▶ Data provided
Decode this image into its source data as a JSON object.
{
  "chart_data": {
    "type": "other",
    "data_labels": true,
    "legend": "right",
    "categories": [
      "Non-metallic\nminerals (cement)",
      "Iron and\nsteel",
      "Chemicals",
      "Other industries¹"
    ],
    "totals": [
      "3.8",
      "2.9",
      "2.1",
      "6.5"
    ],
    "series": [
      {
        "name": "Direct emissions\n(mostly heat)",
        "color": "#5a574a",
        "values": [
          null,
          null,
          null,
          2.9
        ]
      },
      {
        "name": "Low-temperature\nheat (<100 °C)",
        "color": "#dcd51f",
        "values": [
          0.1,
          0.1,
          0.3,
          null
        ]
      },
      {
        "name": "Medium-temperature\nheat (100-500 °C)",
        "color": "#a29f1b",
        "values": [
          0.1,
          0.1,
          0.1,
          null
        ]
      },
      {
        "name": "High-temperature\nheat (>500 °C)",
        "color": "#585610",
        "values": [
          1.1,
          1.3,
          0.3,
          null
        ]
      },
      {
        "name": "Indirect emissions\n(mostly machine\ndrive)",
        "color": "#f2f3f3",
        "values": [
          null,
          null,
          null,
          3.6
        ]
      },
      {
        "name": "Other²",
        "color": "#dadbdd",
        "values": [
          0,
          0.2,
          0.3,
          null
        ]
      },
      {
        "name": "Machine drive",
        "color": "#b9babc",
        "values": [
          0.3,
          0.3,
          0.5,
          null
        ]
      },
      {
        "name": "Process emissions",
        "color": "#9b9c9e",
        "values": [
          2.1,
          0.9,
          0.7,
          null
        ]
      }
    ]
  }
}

▶ Given instruction
Each line of the material above must be retyped precisely.

▶ The reply
Decode this image into its source data as a JSON object.
{
  "chart_data": {
    "type": "other",
    "data_labels": true,
    "legend": "right",
    "categories": [
      "Non-metallic\nminerals (cement)",
      "Iron and\nsteel",
      "Chemicals",
      "Other industries¹"
    ],
    "totals": [
      "3.8",
      "2.9",
      "2.1",
      "6.5"
    ],
    "series": [
      {
        "name": "Direct emissions\n(mostly heat)",
        "color": "#5a574a",
        "values": [
          null,
          null,
          null,
          2.9
        ]
      },
      {
        "name": "Low-temperature\nheat (<100 °C)",
        "color": "#dcd51f",
        "values": [
          0.1,
          0.1,
          0.3,
          null
        ]
      },
      {
        "name": "Medium-temperature\nheat (100-500 °C)",
        "color": "#a29f1b",
        "values": [
          0.1,
          0.1,
          0.1,
          null
        ]
      },
      {
        "name": "High-temperature\nheat (>500 °C)",
        "color": "#585610",
        "values": [
          1.1,
          1.3,
          0.3,
          null
        ]
      },
      {
        "name": "Indirect emissions\n(mostly machine\ndrive)",
        "color": "#f2f3f3",
        "values": [
          null,
          null,
          null,
          3.6
        ]
      },
      {
        "name": "Other²",
        "color": "#dadbdd",
        "values": [
          0,
          0.2,
          0.3,
          null
        ]
      },
      {
        "name": "Machine drive",
        "color": "#b9babc",
        "values": [
          0.3,
          0.3,
          0.5,
          null
        ]
      },
      {
        "name": "Process emissions",
        "color": "#9b9c9e",
        "values": [
          2.1,
          0.9,
          0.7,
          null
        ]
      }
    ]
  }
}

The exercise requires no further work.